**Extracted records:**
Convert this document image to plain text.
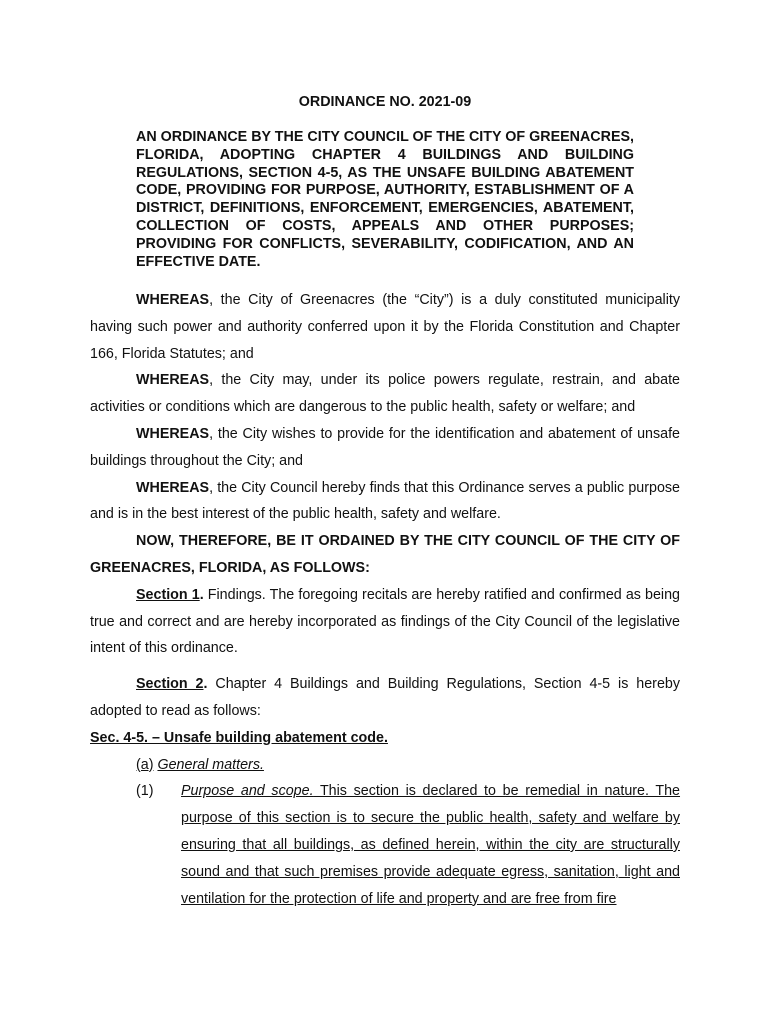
ORDINANCE NO. 2021-09
AN ORDINANCE BY THE CITY COUNCIL OF THE CITY OF GREENACRES, FLORIDA, ADOPTING CHAPTER 4 BUILDINGS AND BUILDING REGULATIONS, SECTION 4-5, AS THE UNSAFE BUILDING ABATEMENT CODE, PROVIDING FOR PURPOSE, AUTHORITY, ESTABLISHMENT OF A DISTRICT, DEFINITIONS, ENFORCEMENT, EMERGENCIES, ABATEMENT, COLLECTION OF COSTS, APPEALS AND OTHER PURPOSES; PROVIDING FOR CONFLICTS, SEVERABILITY, CODIFICATION, AND AN EFFECTIVE DATE.

WHEREAS, the City of Greenacres (the “City”) is a duly constituted municipality having such power and authority conferred upon it by the Florida Constitution and Chapter 166, Florida Statutes; and

WHEREAS, the City may, under its police powers regulate, restrain, and abate activities or conditions which are dangerous to the public health, safety or welfare; and

WHEREAS, the City wishes to provide for the identification and abatement of unsafe buildings throughout the City; and

WHEREAS, the City Council hereby finds that this Ordinance serves a public purpose and is in the best interest of the public health, safety and welfare.

NOW, THEREFORE, BE IT ORDAINED BY THE CITY COUNCIL OF THE CITY OF GREENACRES, FLORIDA, AS FOLLOWS:

Section 1. Findings. The foregoing recitals are hereby ratified and confirmed as being true and correct and are hereby incorporated as findings of the City Council of the legislative intent of this ordinance.

Section 2. Chapter 4 Buildings and Building Regulations, Section 4-5 is hereby adopted to read as follows:

Sec. 4-5. – Unsafe building abatement code.

(a) General matters.

(1) Purpose and scope. This section is declared to be remedial in nature. The purpose of this section is to secure the public health, safety and welfare by ensuring that all buildings, as defined herein, within the city are structurally sound and that such premises provide adequate egress, sanitation, light and ventilation for the protection of life and property and are free from fire
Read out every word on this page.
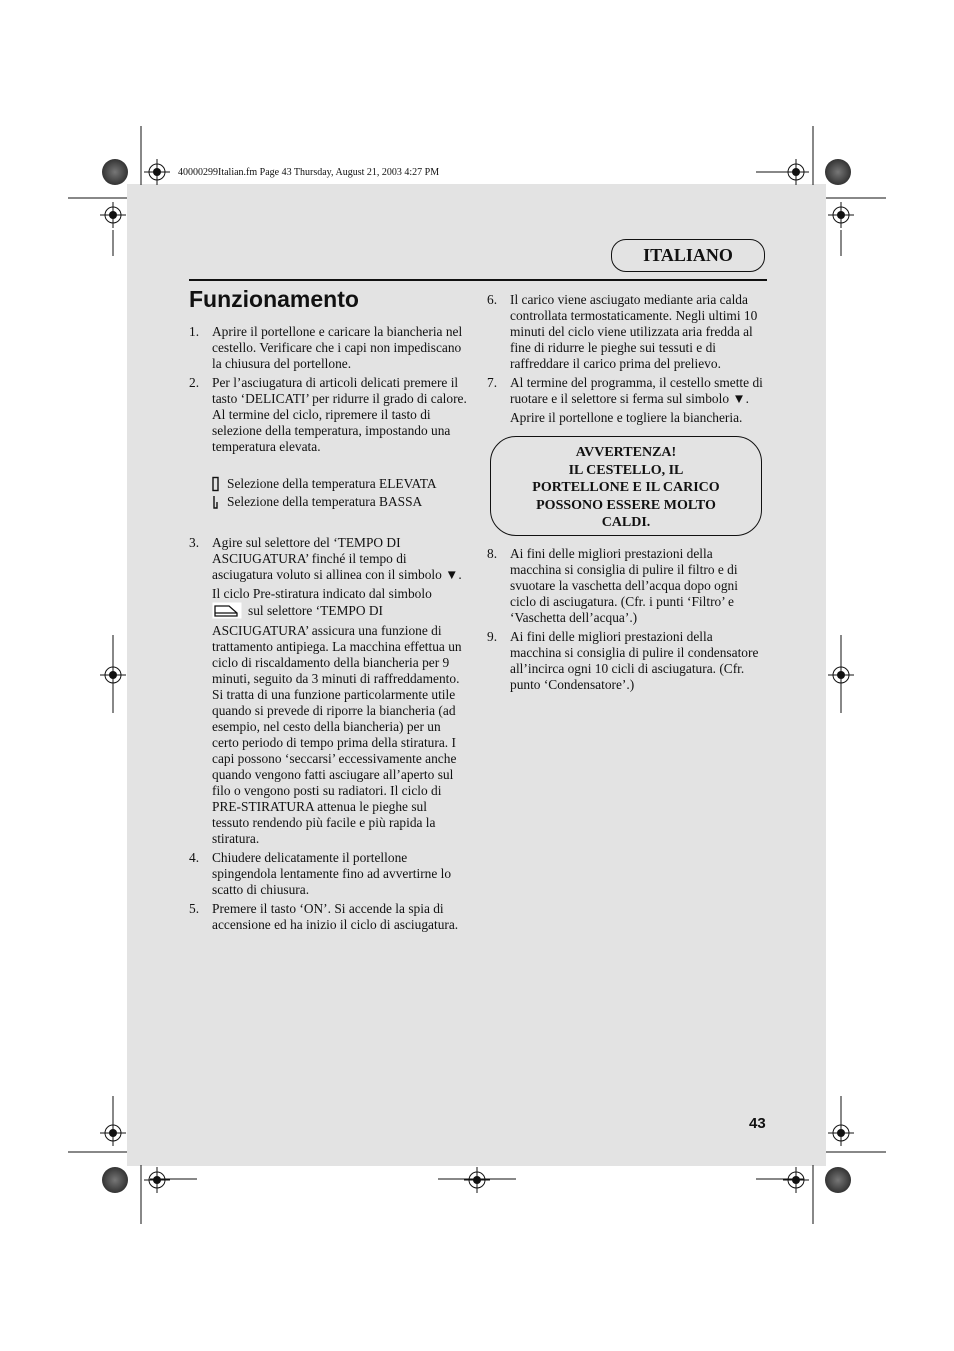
40000299Italian.fm Page 43 Thursday, August 21, 2003 4:27 PM
ITALIANO
Funzionamento
1. Aprire il portellone e caricare la biancheria nel cestello. Verificare che i capi non impediscano la chiusura del portellone.

2. Per l’asciugatura di articoli delicati premere il tasto ‘DELICATI’ per ridurre il grado di calore. Al termine del ciclo, ripremere il tasto di selezione della temperatura, impostando una temperatura elevata.

Selezione della temperatura ELEVATA
Selezione della temperatura BASSA
3. Agire sul selettore del ‘TEMPO DI ASCIUGATURA’ finché il tempo di asciugatura voluto si allinea con il simbolo ▼.

Il ciclo Pre-stiratura indicato dal simbolo
sul selettore ‘TEMPO DI ASCIUGATURA’ assicura una funzione di trattamento antipiega. La macchina effettua un ciclo di riscaldamento della biancheria per 9 minuti, seguito da 3 minuti di raffreddamento. Si tratta di una funzione particolarmente utile quando si prevede di riporre la biancheria (ad esempio, nel cesto della biancheria) per un certo periodo di tempo prima della stiratura. I capi possono ‘seccarsi’ eccessivamente anche quando vengono fatti asciugare all’aperto sul filo o vengono posti su radiatori. Il ciclo di PRE-STIRATURA attenua le pieghe sul tessuto rendendo più facile e più rapida la stiratura.

4. Chiudere delicatamente il portellone spingendola lentamente fino ad avvertirne lo scatto di chiusura.

5. Premere il tasto ‘ON’. Si accende la spia di accensione ed ha inizio il ciclo di asciugatura.

6. Il carico viene asciugato mediante aria calda controllata termostaticamente. Negli ultimi 10 minuti del ciclo viene utilizzata aria fredda al fine di ridurre le pieghe sui tessuti e di raffreddare il carico prima del prelievo.

7. Al termine del programma, il cestello smette di ruotare e il selettore si ferma sul simbolo ▼.

Aprire il portellone e togliere la biancheria.

AVVERTENZA!
IL CESTELLO, IL
PORTELLONE E IL CARICO
POSSONO ESSERE MOLTO
CALDI.
8. Ai fini delle migliori prestazioni della macchina si consiglia di pulire il filtro e di svuotare la vaschetta dell’acqua dopo ogni ciclo di asciugatura. (Cfr. i punti ‘Filtro’ e ‘Vaschetta dell’acqua’.)

9. Ai fini delle migliori prestazioni della macchina si consiglia di pulire il condensatore all’incirca ogni 10 cicli di asciugatura. (Cfr. punto ‘Condensatore’.)

43
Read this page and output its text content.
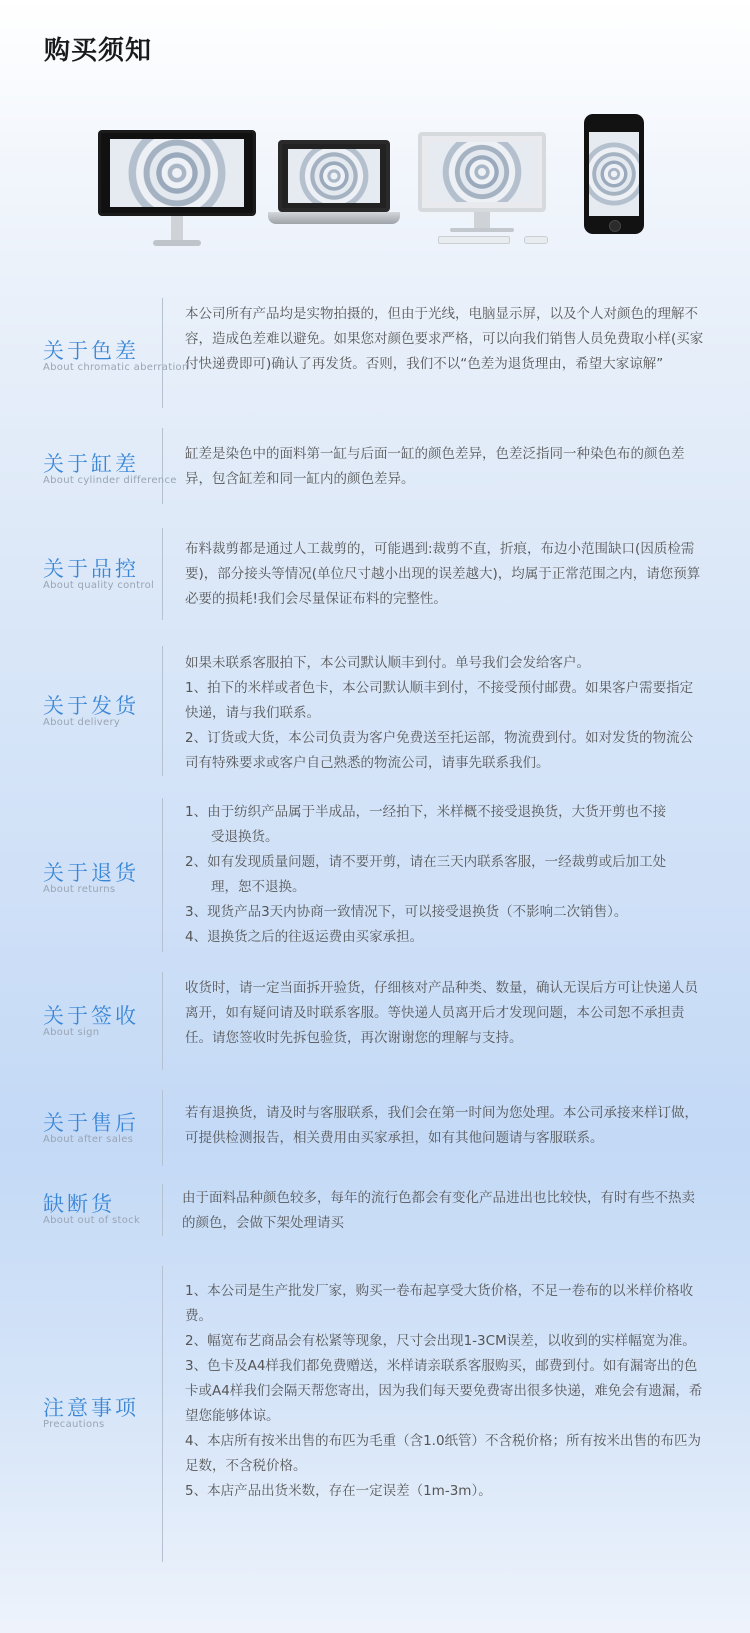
购买须知
关于色差
About chromatic aberration

本公司所有产品均是实物拍摄的，但由于光线，电脑显示屏，以及个人对颜色的理解不容，造成色差难以避免。如果您对颜色要求严格，可以向我们销售人员免费取小样(买家付快递费即可)确认了再发货。否则，我们不以“色差为退货理由，希望大家谅解”

关于缸差
About cylinder difference

缸差是染色中的面料第一缸与后面一缸的颜色差异，色差泛指同一种染色布的颜色差异，包含缸差和同一缸内的颜色差异。

关于品控
About quality control

布料裁剪都是通过人工裁剪的，可能遇到:裁剪不直，折痕，布边小范围缺口(因质检需要)，部分接头等情况(单位尺寸越小出现的误差越大)，均属于正常范围之内，请您预算必要的损耗!我们会尽量保证布料的完整性。

关于发货
About delivery

如果未联系客服拍下，本公司默认顺丰到付。单号我们会发给客户。

1、拍下的米样或者色卡，本公司默认顺丰到付，不接受预付邮费。如果客户需要指定快递，请与我们联系。

2、订货或大货，本公司负责为客户免费送至托运部，物流费到付。如对发货的物流公司有特殊要求或客户自己熟悉的物流公司，请事先联系我们。

关于退货
About returns

1、由于纺织产品属于半成品，一经拍下，米样概不接受退换货，大货开剪也不接

受退换货。

2、如有发现质量问题，请不要开剪，请在三天内联系客服，一经裁剪或后加工处

理，恕不退换。

3、现货产品3天内协商一致情况下，可以接受退换货（不影响二次销售）。

4、退换货之后的往返运费由买家承担。

关于签收
About sign

收货时，请一定当面拆开验货，仔细核对产品种类、数量，确认无误后方可让快递人员离开，如有疑问请及时联系客服。等快递人员离开后才发现问题，本公司恕不承担责任。请您签收时先拆包验货，再次谢谢您的理解与支持。

关于售后
About after sales

若有退换货，请及时与客服联系，我们会在第一时间为您处理。本公司承接来样订做，可提供检测报告，相关费用由买家承担，如有其他问题请与客服联系。

缺断货
About out of stock

由于面料品种颜色较多，每年的流行色都会有变化产品进出也比较快，有时有些不热卖的颜色，会做下架处理请买

注意事项
Precautions

1、本公司是生产批发厂家，购买一卷布起享受大货价格，不足一卷布的以米样价格收费。

2、幅宽布艺商品会有松紧等现象，尺寸会出现1-3CM误差，以收到的实样幅宽为准。

3、色卡及A4样我们都免费赠送，米样请亲联系客服购买，邮费到付。如有漏寄出的色卡或A4样我们会隔天帮您寄出，因为我们每天要免费寄出很多快递，难免会有遗漏，希望您能够体谅。

4、本店所有按米出售的布匹为毛重（含1.0纸管）不含税价格；所有按米出售的布匹为足数，不含税价格。

5、本店产品出货米数，存在一定误差（1m-3m）。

**Job:**
Drop the pictures, then write out only the lines running from the one containing "Read this page and output its text content." through the last line above, both included, exactly.

**Expected output:**
Read this page and output its text content.
购买须知
关于色差
About chromatic aberration

本公司所有产品均是实物拍摄的，但由于光线，电脑显示屏，以及个人对颜色的理解不容，造成色差难以避免。如果您对颜色要求严格，可以向我们销售人员免费取小样(买家付快递费即可)确认了再发货。否则，我们不以“色差为退货理由，希望大家谅解”

关于缸差
About cylinder difference

缸差是染色中的面料第一缸与后面一缸的颜色差异，色差泛指同一种染色布的颜色差异，包含缸差和同一缸内的颜色差异。

关于品控
About quality control

布料裁剪都是通过人工裁剪的，可能遇到:裁剪不直，折痕，布边小范围缺口(因质检需要)，部分接头等情况(单位尺寸越小出现的误差越大)，均属于正常范围之内，请您预算必要的损耗!我们会尽量保证布料的完整性。

关于发货
About delivery

如果未联系客服拍下，本公司默认顺丰到付。单号我们会发给客户。

1、拍下的米样或者色卡，本公司默认顺丰到付，不接受预付邮费。如果客户需要指定快递，请与我们联系。

2、订货或大货，本公司负责为客户免费送至托运部，物流费到付。如对发货的物流公司有特殊要求或客户自己熟悉的物流公司，请事先联系我们。

关于退货
About returns

1、由于纺织产品属于半成品，一经拍下，米样概不接受退换货，大货开剪也不接

受退换货。

2、如有发现质量问题，请不要开剪，请在三天内联系客服，一经裁剪或后加工处

理，恕不退换。

3、现货产品3天内协商一致情况下，可以接受退换货（不影响二次销售）。

4、退换货之后的往返运费由买家承担。

关于签收
About sign

收货时，请一定当面拆开验货，仔细核对产品种类、数量，确认无误后方可让快递人员离开，如有疑问请及时联系客服。等快递人员离开后才发现问题，本公司恕不承担责任。请您签收时先拆包验货，再次谢谢您的理解与支持。

关于售后
About after sales

若有退换货，请及时与客服联系，我们会在第一时间为您处理。本公司承接来样订做，可提供检测报告，相关费用由买家承担，如有其他问题请与客服联系。

缺断货
About out of stock

由于面料品种颜色较多，每年的流行色都会有变化产品进出也比较快，有时有些不热卖的颜色，会做下架处理请买

注意事项
Precautions

1、本公司是生产批发厂家，购买一卷布起享受大货价格，不足一卷布的以米样价格收费。

2、幅宽布艺商品会有松紧等现象，尺寸会出现1-3CM误差，以收到的实样幅宽为准。

3、色卡及A4样我们都免费赠送，米样请亲联系客服购买，邮费到付。如有漏寄出的色卡或A4样我们会隔天帮您寄出，因为我们每天要免费寄出很多快递，难免会有遗漏，希望您能够体谅。

4、本店所有按米出售的布匹为毛重（含1.0纸管）不含税价格；所有按米出售的布匹为足数，不含税价格。

5、本店产品出货米数，存在一定误差（1m-3m）。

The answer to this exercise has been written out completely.